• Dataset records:
==========

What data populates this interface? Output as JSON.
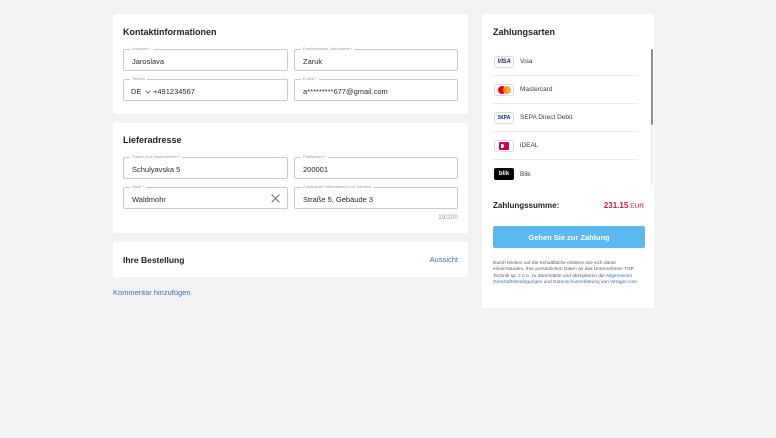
{
  "contact": {
    "title": "Kontaktinformationen",
    "first_name": {
      "label": "Vorname *",
      "value": "Jaroslava"
    },
    "last_name": {
      "label": "Familienname, Nachname *",
      "value": "Zaruk"
    },
    "phone": {
      "label": "Telefon",
      "country": "DE",
      "value": "+491234567"
    },
    "email": {
      "label": "E-Mail *",
      "value": "a*********677@gmail.com"
    }
  },
  "address": {
    "title": "Lieferadresse",
    "street": {
      "label": "Straße und Hausnummer *",
      "value": "Schulyavska 5"
    },
    "postal": {
      "label": "Postleitzahl *",
      "value": "200001"
    },
    "city": {
      "label": "Stadt *",
      "value": "Waldmohr"
    },
    "extra": {
      "label": "Zusätzliche Informationen zur Adresse",
      "value": "Straße 5, Gebäude 3"
    },
    "counter": "19/200"
  },
  "order": {
    "title": "Ihre Bestellung",
    "view_link": "Aussicht"
  },
  "comment_link": "Kommentar hinzufügen",
  "payment": {
    "title": "Zahlungsarten",
    "methods": [
      {
        "name": "Visa",
        "logo": "visa-logo",
        "logo_text": "VISA"
      },
      {
        "name": "Mastercard",
        "logo": "mastercard-logo"
      },
      {
        "name": "SEPA Direct Debit",
        "logo": "sepa-logo",
        "logo_text": "S€PA"
      },
      {
        "name": "iDEAL",
        "logo": "ideal-logo"
      },
      {
        "name": "Blik",
        "logo": "blik-logo",
        "logo_text": "blik"
      }
    ],
    "total_label": "Zahlungssumme:",
    "total_amount": "231.15",
    "total_currency": "EUR",
    "button_label": "Gehen Sie zur Zahlung",
    "legal_1": "Durch Klicken auf die Schaltfläche erklären Sie sich damit einverstanden, Ihre persönlichen Daten an das Unternehmen TOP Technik sp. z o.o. zu übermitteln und akzeptieren die ",
    "legal_link_1": "Allgemeinen Geschäftsbedingungen",
    "legal_2": " und ",
    "legal_link_2": "Datenschutzerklärung",
    "legal_3": " von ",
    "legal_link_3": "Vitrager.com"
  },
  "colors": {
    "accent_button": "#5cb8f0",
    "total_red": "#c2243a",
    "link_blue": "#3a6fc4"
  }
}
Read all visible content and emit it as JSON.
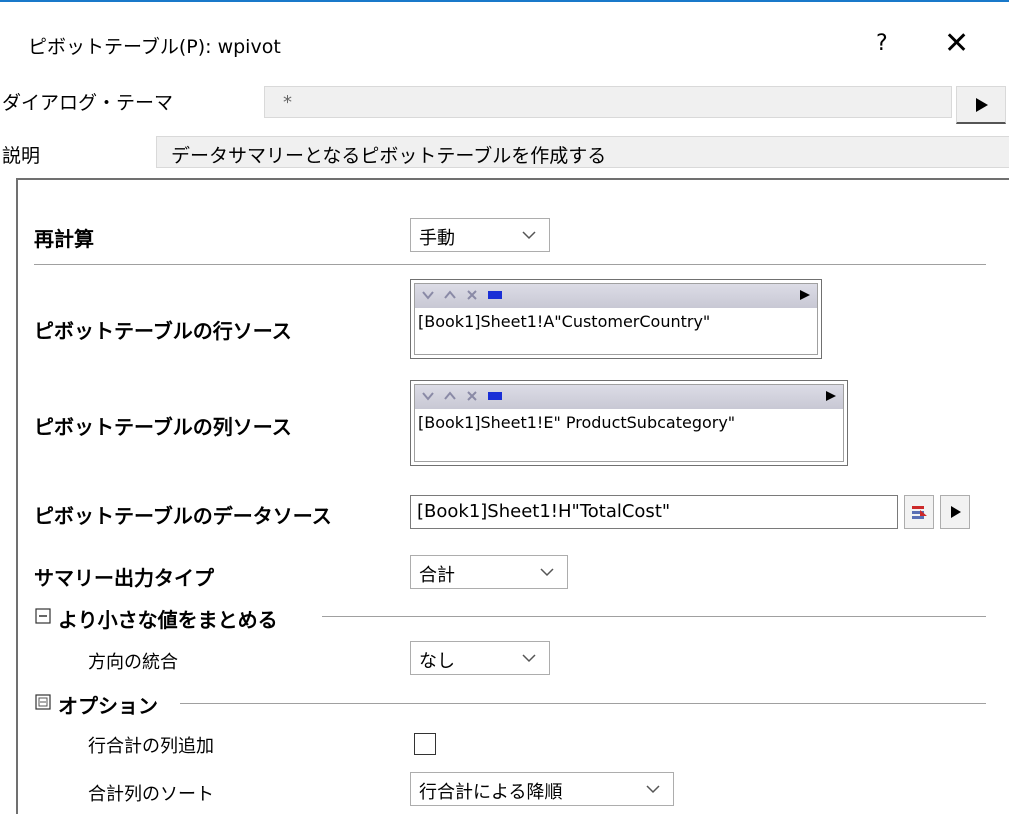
{
  "window": {
    "title": "ピボットテーブル(P): wpivot",
    "help_label": "?",
    "close_label": "✕"
  },
  "theme": {
    "label": "ダイアログ・テーマ",
    "value": "*"
  },
  "description": {
    "label": "説明",
    "value": "データサマリーとなるピボットテーブルを作成する"
  },
  "form": {
    "recalc": {
      "label": "再計算",
      "value": "手動"
    },
    "row_source": {
      "label": "ピボットテーブルの行ソース",
      "value": "[Book1]Sheet1!A\"CustomerCountry\""
    },
    "col_source": {
      "label": "ピボットテーブルの列ソース",
      "value": "[Book1]Sheet1!E\" ProductSubcategory\""
    },
    "data_source": {
      "label": "ピボットテーブルのデータソース",
      "value": "[Book1]Sheet1!H\"TotalCost\""
    },
    "summary_type": {
      "label": "サマリー出力タイプ",
      "value": "合計"
    },
    "merge_section": {
      "label": "より小さな値をまとめる",
      "direction_label": "方向の統合",
      "direction_value": "なし"
    },
    "options_section": {
      "label": "オプション",
      "add_total_label": "行合計の列追加",
      "add_total_checked": false,
      "sort_label": "合計列のソート",
      "sort_value": "行合計による降順"
    }
  },
  "icons": {
    "toolbar": [
      "chevron-down-icon",
      "chevron-up-icon",
      "delete-x-icon",
      "select-range-icon",
      "play-arrow-icon"
    ],
    "data_source_picker": "select-range-red-icon"
  },
  "colors": {
    "titlebar_accent": "#1979ca",
    "toolbar_blue": "#1a2fd6",
    "picker_red": "#cc2a2a"
  }
}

==========

• Task to carry out: Write out the whole listing exactly, and drop the pictures.

• Expected answer:
What data populates this interface? Output as JSON.
{
  "contact": {
    "title": "Kontaktinformationen",
    "first_name": {
      "label": "Vorname *",
      "value": "Jaroslava"
    },
    "last_name": {
      "label": "Familienname, Nachname *",
      "value": "Zaruk"
    },
    "phone": {
      "label": "Telefon",
      "country": "DE",
      "value": "+491234567"
    },
    "email": {
      "label": "E-Mail *",
      "value": "a*********677@gmail.com"
    }
  },
  "address": {
    "title": "Lieferadresse",
    "street": {
      "label": "Straße und Hausnummer *",
      "value": "Schulyavska 5"
    },
    "postal": {
      "label": "Postleitzahl *",
      "value": "200001"
    },
    "city": {
      "label": "Stadt *",
      "value": "Waldmohr"
    },
    "extra": {
      "label": "Zusätzliche Informationen zur Adresse",
      "value": "Straße 5, Gebäude 3"
    },
    "counter": "19/200"
  },
  "order": {
    "title": "Ihre Bestellung",
    "view_link": "Aussicht"
  },
  "comment_link": "Kommentar hinzufügen",
  "payment": {
    "title": "Zahlungsarten",
    "methods": [
      {
        "name": "Visa",
        "logo": "visa-logo",
        "logo_text": "VISA"
      },
      {
        "name": "Mastercard",
        "logo": "mastercard-logo"
      },
      {
        "name": "SEPA Direct Debit",
        "logo": "sepa-logo",
        "logo_text": "S€PA"
      },
      {
        "name": "iDEAL",
        "logo": "ideal-logo"
      },
      {
        "name": "Blik",
        "logo": "blik-logo",
        "logo_text": "blik"
      }
    ],
    "total_label": "Zahlungssumme:",
    "total_amount": "231.15",
    "total_currency": "EUR",
    "button_label": "Gehen Sie zur Zahlung",
    "legal_1": "Durch Klicken auf die Schaltfläche erklären Sie sich damit einverstanden, Ihre persönlichen Daten an das Unternehmen TOP Technik sp. z o.o. zu übermitteln und akzeptieren die ",
    "legal_link_1": "Allgemeinen Geschäftsbedingungen",
    "legal_2": " und ",
    "legal_link_2": "Datenschutzerklärung",
    "legal_3": " von ",
    "legal_link_3": "Vitrager.com"
  },
  "colors": {
    "accent_button": "#5cb8f0",
    "total_red": "#c2243a",
    "link_blue": "#3a6fc4"
  }
}
Read all visible content and emit it as JSON.
{
  "window": {
    "title": "ピボットテーブル(P): wpivot",
    "help_label": "?",
    "close_label": "✕"
  },
  "theme": {
    "label": "ダイアログ・テーマ",
    "value": "*"
  },
  "description": {
    "label": "説明",
    "value": "データサマリーとなるピボットテーブルを作成する"
  },
  "form": {
    "recalc": {
      "label": "再計算",
      "value": "手動"
    },
    "row_source": {
      "label": "ピボットテーブルの行ソース",
      "value": "[Book1]Sheet1!A\"CustomerCountry\""
    },
    "col_source": {
      "label": "ピボットテーブルの列ソース",
      "value": "[Book1]Sheet1!E\" ProductSubcategory\""
    },
    "data_source": {
      "label": "ピボットテーブルのデータソース",
      "value": "[Book1]Sheet1!H\"TotalCost\""
    },
    "summary_type": {
      "label": "サマリー出力タイプ",
      "value": "合計"
    },
    "merge_section": {
      "label": "より小さな値をまとめる",
      "direction_label": "方向の統合",
      "direction_value": "なし"
    },
    "options_section": {
      "label": "オプション",
      "add_total_label": "行合計の列追加",
      "add_total_checked": false,
      "sort_label": "合計列のソート",
      "sort_value": "行合計による降順"
    }
  },
  "icons": {
    "toolbar": [
      "chevron-down-icon",
      "chevron-up-icon",
      "delete-x-icon",
      "select-range-icon",
      "play-arrow-icon"
    ],
    "data_source_picker": "select-range-red-icon"
  },
  "colors": {
    "titlebar_accent": "#1979ca",
    "toolbar_blue": "#1a2fd6",
    "picker_red": "#cc2a2a"
  }
}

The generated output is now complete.